■ Exercise directions ■
For every line in the records that has the word "title", make a copy.

******

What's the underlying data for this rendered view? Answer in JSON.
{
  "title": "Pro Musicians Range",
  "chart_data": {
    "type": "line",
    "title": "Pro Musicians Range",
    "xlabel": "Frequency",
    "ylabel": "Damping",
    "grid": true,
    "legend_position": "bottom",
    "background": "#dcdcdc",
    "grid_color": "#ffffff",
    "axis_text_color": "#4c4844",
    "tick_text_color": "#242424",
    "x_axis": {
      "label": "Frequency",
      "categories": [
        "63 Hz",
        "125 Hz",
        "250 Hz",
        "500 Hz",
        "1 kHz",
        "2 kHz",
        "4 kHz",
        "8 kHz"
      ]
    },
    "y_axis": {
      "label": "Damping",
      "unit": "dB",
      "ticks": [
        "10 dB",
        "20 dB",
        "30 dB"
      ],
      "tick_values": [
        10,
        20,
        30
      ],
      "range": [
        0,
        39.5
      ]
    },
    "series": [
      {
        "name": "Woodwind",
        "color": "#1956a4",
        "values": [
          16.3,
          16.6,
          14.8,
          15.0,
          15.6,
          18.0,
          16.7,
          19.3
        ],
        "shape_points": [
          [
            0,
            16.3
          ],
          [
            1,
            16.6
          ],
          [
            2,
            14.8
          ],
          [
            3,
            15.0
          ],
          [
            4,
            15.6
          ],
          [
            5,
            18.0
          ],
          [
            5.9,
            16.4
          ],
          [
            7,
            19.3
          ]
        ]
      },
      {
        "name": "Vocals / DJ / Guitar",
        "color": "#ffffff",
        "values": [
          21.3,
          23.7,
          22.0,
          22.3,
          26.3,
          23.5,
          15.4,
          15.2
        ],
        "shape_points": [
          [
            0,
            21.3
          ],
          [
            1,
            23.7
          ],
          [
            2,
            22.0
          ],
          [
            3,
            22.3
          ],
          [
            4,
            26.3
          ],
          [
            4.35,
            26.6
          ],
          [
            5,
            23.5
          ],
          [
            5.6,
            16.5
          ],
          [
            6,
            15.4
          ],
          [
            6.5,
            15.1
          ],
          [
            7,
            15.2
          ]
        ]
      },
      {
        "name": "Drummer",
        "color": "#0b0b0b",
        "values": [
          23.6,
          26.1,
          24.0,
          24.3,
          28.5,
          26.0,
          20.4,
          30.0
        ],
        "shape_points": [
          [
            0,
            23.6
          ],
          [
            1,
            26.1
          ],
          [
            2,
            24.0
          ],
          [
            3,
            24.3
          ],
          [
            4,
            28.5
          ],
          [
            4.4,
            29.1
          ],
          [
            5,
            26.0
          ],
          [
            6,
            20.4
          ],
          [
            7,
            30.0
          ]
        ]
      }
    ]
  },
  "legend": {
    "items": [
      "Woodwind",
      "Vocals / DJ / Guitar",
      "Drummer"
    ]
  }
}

******

■ Written answer ■
  "title": "Pro Musicians Range",
    "title": "Pro Musicians Range",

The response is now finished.